▶ [What this task involves]:
Please transcribe the listing below in full and word for word, without its pictures.

▶ [Extracted data]:
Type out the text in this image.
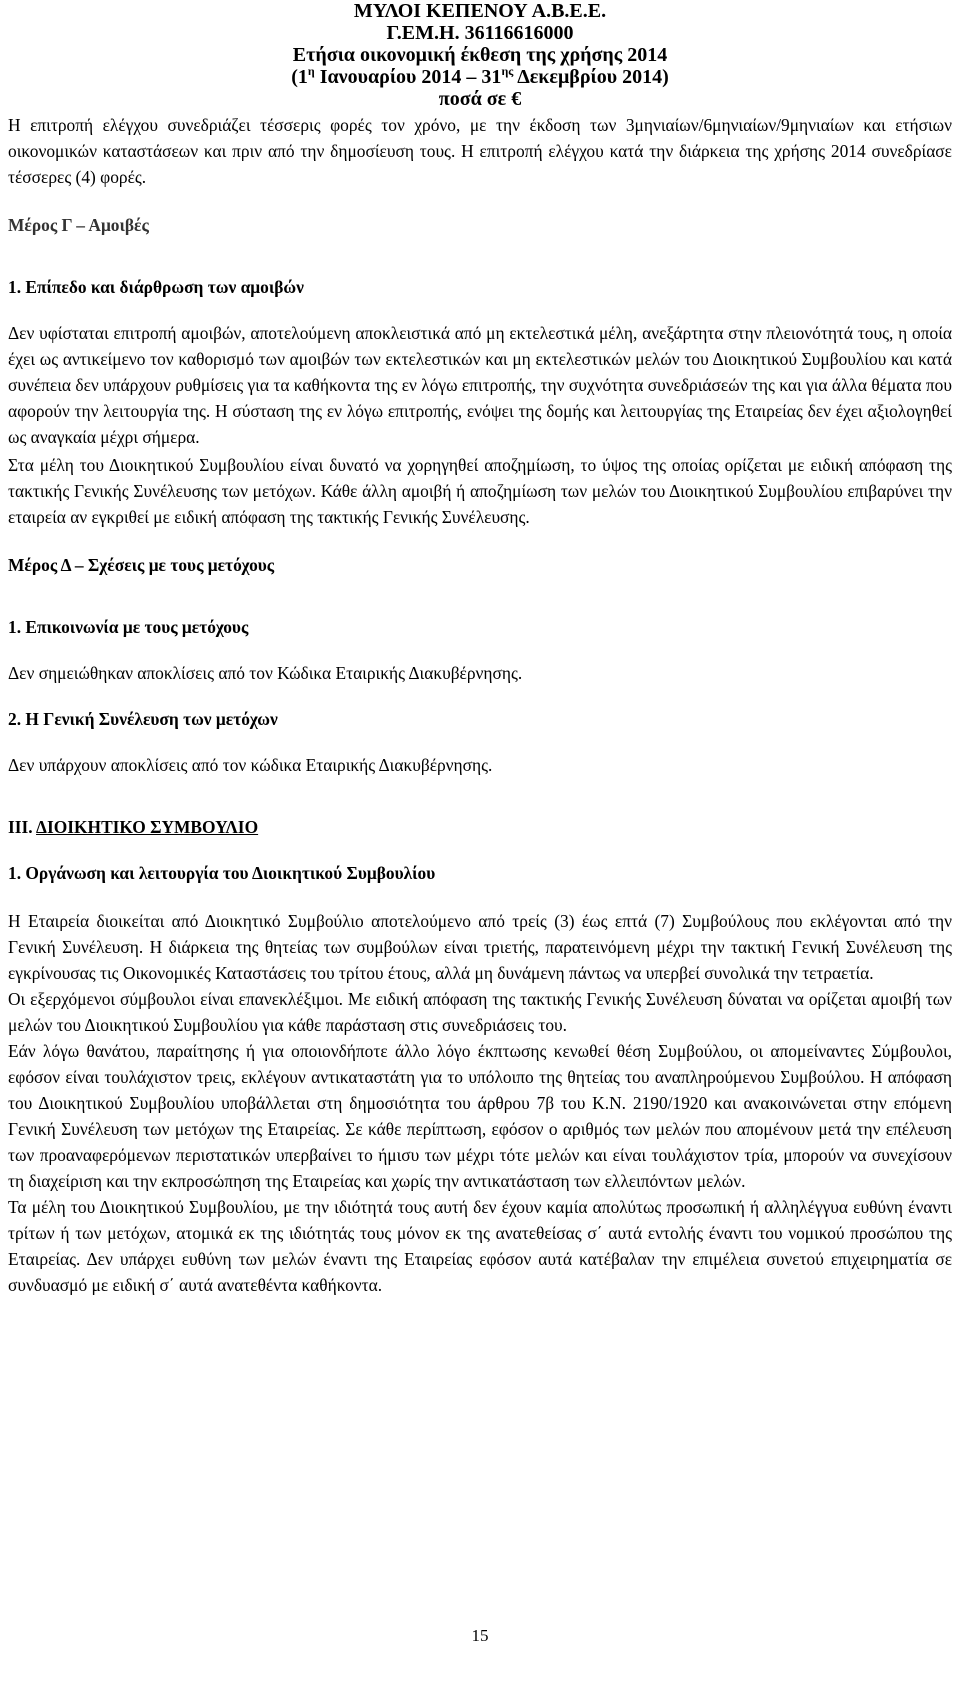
ΜΥΛΟΙ ΚΕΠΕΝΟΥ Α.Β.Ε.Ε.
Γ.ΕΜ.Η. 36116616000
Ετήσια οικονομική έκθεση της χρήσης 2014
($1^\eta$ Ιανουαρίου $2014 - 31^{\eta\varsigma}$ Δεκεμβρίου 2014)
ποσά σε €

Η επιτροπή ελέγχου συνεδριάζει τέσσερις φορές τον χρόνο, με την έκδοση των 3μηνιαίων/6μηνιαίων/9μηνιαίων και ετήσιων οικονομικών καταστάσεων και πριν από την δημοσίευση τους. Η επιτροπή ελέγχου κατά την διάρκεια της χρήσης 2014 συνεδρίασε τέσσερες (4) φορές.

Μέρος Γ – Αμοιβές

1. Επίπεδο και διάρθρωση των αμοιβών

Δεν υφίσταται επιτροπή αμοιβών, αποτελούμενη αποκλειστικά από μη εκτελεστικά μέλη, ανεξάρτητα στην πλειονότητά τους, η οποία έχει ως αντικείμενο τον καθορισμό των αμοιβών των εκτελεστικών και μη εκτελεστικών μελών του Διοικητικού Συμβουλίου και κατά συνέπεια δεν υπάρχουν ρυθμίσεις για τα καθήκοντα της εν λόγω επιτροπής, την συχνότητα συνεδριάσεών της και για άλλα θέματα που αφορούν την λειτουργία της. Η σύσταση της εν λόγω επιτροπής, ενόψει της δομής και λειτουργίας της Εταιρείας δεν έχει αξιολογηθεί ως αναγκαία μέχρι σήμερα.

Στα μέλη του Διοικητικού Συμβουλίου είναι δυνατό να χορηγηθεί αποζημίωση, το ύψος της οποίας ορίζεται με ειδική απόφαση της τακτικής Γενικής Συνέλευσης των μετόχων. Κάθε άλλη αμοιβή ή αποζημίωση των μελών του Διοικητικού Συμβουλίου επιβαρύνει την εταιρεία αν εγκριθεί με ειδική απόφαση της τακτικής Γενικής Συνέλευσης.

Μέρος Δ – Σχέσεις με τους μετόχους

1. Επικοινωνία με τους μετόχους

Δεν σημειώθηκαν αποκλίσεις από τον Κώδικα Εταιρικής Διακυβέρνησης.

2. Η Γενική Συνέλευση των μετόχων

Δεν υπάρχουν αποκλίσεις από τον κώδικα Εταιρικής Διακυβέρνησης.

ΙΙΙ. ΔΙΟΙΚΗΤΙΚΟ ΣΥΜΒΟΥΛΙΟ

1. Οργάνωση και λειτουργία του Διοικητικού Συμβουλίου

Η Εταιρεία διοικείται από Διοικητικό Συμβούλιο αποτελούμενο από τρείς (3) έως επτά (7) Συμβούλους που εκλέγονται από την Γενική Συνέλευση. Η διάρκεια της θητείας των συμβούλων είναι τριετής, παρατεινόμενη μέχρι την τακτική Γενική Συνέλευση της εγκρίνουσας τις Οικονομικές Καταστάσεις του τρίτου έτους, αλλά μη δυνάμενη πάντως να υπερβεί συνολικά την τετραετία.

Οι εξερχόμενοι σύμβουλοι είναι επανεκλέξιμοι. Με ειδική απόφαση της τακτικής Γενικής Συνέλευση δύναται να ορίζεται αμοιβή των μελών του Διοικητικού Συμβουλίου για κάθε παράσταση στις συνεδριάσεις του.

Εάν λόγω θανάτου, παραίτησης ή για οποιονδήποτε άλλο λόγο έκπτωσης κενωθεί θέση Συμβούλου, οι απομείναντες Σύμβουλοι, εφόσον είναι τουλάχιστον τρεις, εκλέγουν αντικαταστάτη για το υπόλοιπο της θητείας του αναπληρούμενου Συμβούλου. Η απόφαση του Διοικητικού Συμβουλίου υποβάλλεται στη δημοσιότητα του άρθρου 7β του Κ.Ν. 2190/1920 και ανακοινώνεται στην επόμενη Γενική Συνέλευση των μετόχων της Εταιρείας. Σε κάθε περίπτωση, εφόσον ο αριθμός των μελών που απομένουν μετά την επέλευση των προαναφερόμενων περιστατικών υπερβαίνει το ήμισυ των μέχρι τότε μελών και είναι τουλάχιστον τρία, μπορούν να συνεχίσουν τη διαχείριση και την εκπροσώπηση της Εταιρείας και χωρίς την αντικατάσταση των ελλειπόντων μελών.

Τα μέλη του Διοικητικού Συμβουλίου, με την ιδιότητά τους αυτή δεν έχουν καμία απολύτως προσωπική ή αλληλέγγυα ευθύνη έναντι τρίτων ή των μετόχων, ατομικά εκ της ιδιότητάς τους μόνον εκ της ανατεθείσας σ΄ αυτά εντολής έναντι του νομικού προσώπου της Εταιρείας. Δεν υπάρχει ευθύνη των μελών έναντι της Εταιρείας εφόσον αυτά κατέβαλαν την επιμέλεια συνετού επιχειρηματία σε συνδυασμό με ειδική σ΄ αυτά ανατεθέντα καθήκοντα.

15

▶ [Output of the exercise]:
Type out the text in this image.
ΜΥΛΟΙ ΚΕΠΕΝΟΥ Α.Β.Ε.Ε.
Γ.ΕΜ.Η. 36116616000
Ετήσια οικονομική έκθεση της χρήσης 2014
($1^\eta$ Ιανουαρίου $2014 - 31^{\eta\varsigma}$ Δεκεμβρίου 2014)
ποσά σε €

Η επιτροπή ελέγχου συνεδριάζει τέσσερις φορές τον χρόνο, με την έκδοση των 3μηνιαίων/6μηνιαίων/9μηνιαίων και ετήσιων οικονομικών καταστάσεων και πριν από την δημοσίευση τους. Η επιτροπή ελέγχου κατά την διάρκεια της χρήσης 2014 συνεδρίασε τέσσερες (4) φορές.

Μέρος Γ – Αμοιβές

1. Επίπεδο και διάρθρωση των αμοιβών

Δεν υφίσταται επιτροπή αμοιβών, αποτελούμενη αποκλειστικά από μη εκτελεστικά μέλη, ανεξάρτητα στην πλειονότητά τους, η οποία έχει ως αντικείμενο τον καθορισμό των αμοιβών των εκτελεστικών και μη εκτελεστικών μελών του Διοικητικού Συμβουλίου και κατά συνέπεια δεν υπάρχουν ρυθμίσεις για τα καθήκοντα της εν λόγω επιτροπής, την συχνότητα συνεδριάσεών της και για άλλα θέματα που αφορούν την λειτουργία της. Η σύσταση της εν λόγω επιτροπής, ενόψει της δομής και λειτουργίας της Εταιρείας δεν έχει αξιολογηθεί ως αναγκαία μέχρι σήμερα.

Στα μέλη του Διοικητικού Συμβουλίου είναι δυνατό να χορηγηθεί αποζημίωση, το ύψος της οποίας ορίζεται με ειδική απόφαση της τακτικής Γενικής Συνέλευσης των μετόχων. Κάθε άλλη αμοιβή ή αποζημίωση των μελών του Διοικητικού Συμβουλίου επιβαρύνει την εταιρεία αν εγκριθεί με ειδική απόφαση της τακτικής Γενικής Συνέλευσης.

Μέρος Δ – Σχέσεις με τους μετόχους

1. Επικοινωνία με τους μετόχους

Δεν σημειώθηκαν αποκλίσεις από τον Κώδικα Εταιρικής Διακυβέρνησης.

2. Η Γενική Συνέλευση των μετόχων

Δεν υπάρχουν αποκλίσεις από τον κώδικα Εταιρικής Διακυβέρνησης.

ΙΙΙ. ΔΙΟΙΚΗΤΙΚΟ ΣΥΜΒΟΥΛΙΟ

1. Οργάνωση και λειτουργία του Διοικητικού Συμβουλίου

Η Εταιρεία διοικείται από Διοικητικό Συμβούλιο αποτελούμενο από τρείς (3) έως επτά (7) Συμβούλους που εκλέγονται από την Γενική Συνέλευση. Η διάρκεια της θητείας των συμβούλων είναι τριετής, παρατεινόμενη μέχρι την τακτική Γενική Συνέλευση της εγκρίνουσας τις Οικονομικές Καταστάσεις του τρίτου έτους, αλλά μη δυνάμενη πάντως να υπερβεί συνολικά την τετραετία.

Οι εξερχόμενοι σύμβουλοι είναι επανεκλέξιμοι. Με ειδική απόφαση της τακτικής Γενικής Συνέλευση δύναται να ορίζεται αμοιβή των μελών του Διοικητικού Συμβουλίου για κάθε παράσταση στις συνεδριάσεις του.

Εάν λόγω θανάτου, παραίτησης ή για οποιονδήποτε άλλο λόγο έκπτωσης κενωθεί θέση Συμβούλου, οι απομείναντες Σύμβουλοι, εφόσον είναι τουλάχιστον τρεις, εκλέγουν αντικαταστάτη για το υπόλοιπο της θητείας του αναπληρούμενου Συμβούλου. Η απόφαση του Διοικητικού Συμβουλίου υποβάλλεται στη δημοσιότητα του άρθρου 7β του Κ.Ν. 2190/1920 και ανακοινώνεται στην επόμενη Γενική Συνέλευση των μετόχων της Εταιρείας. Σε κάθε περίπτωση, εφόσον ο αριθμός των μελών που απομένουν μετά την επέλευση των προαναφερόμενων περιστατικών υπερβαίνει το ήμισυ των μέχρι τότε μελών και είναι τουλάχιστον τρία, μπορούν να συνεχίσουν τη διαχείριση και την εκπροσώπηση της Εταιρείας και χωρίς την αντικατάσταση των ελλειπόντων μελών.

Τα μέλη του Διοικητικού Συμβουλίου, με την ιδιότητά τους αυτή δεν έχουν καμία απολύτως προσωπική ή αλληλέγγυα ευθύνη έναντι τρίτων ή των μετόχων, ατομικά εκ της ιδιότητάς τους μόνον εκ της ανατεθείσας σ΄ αυτά εντολής έναντι του νομικού προσώπου της Εταιρείας. Δεν υπάρχει ευθύνη των μελών έναντι της Εταιρείας εφόσον αυτά κατέβαλαν την επιμέλεια συνετού επιχειρηματία σε συνδυασμό με ειδική σ΄ αυτά ανατεθέντα καθήκοντα.

15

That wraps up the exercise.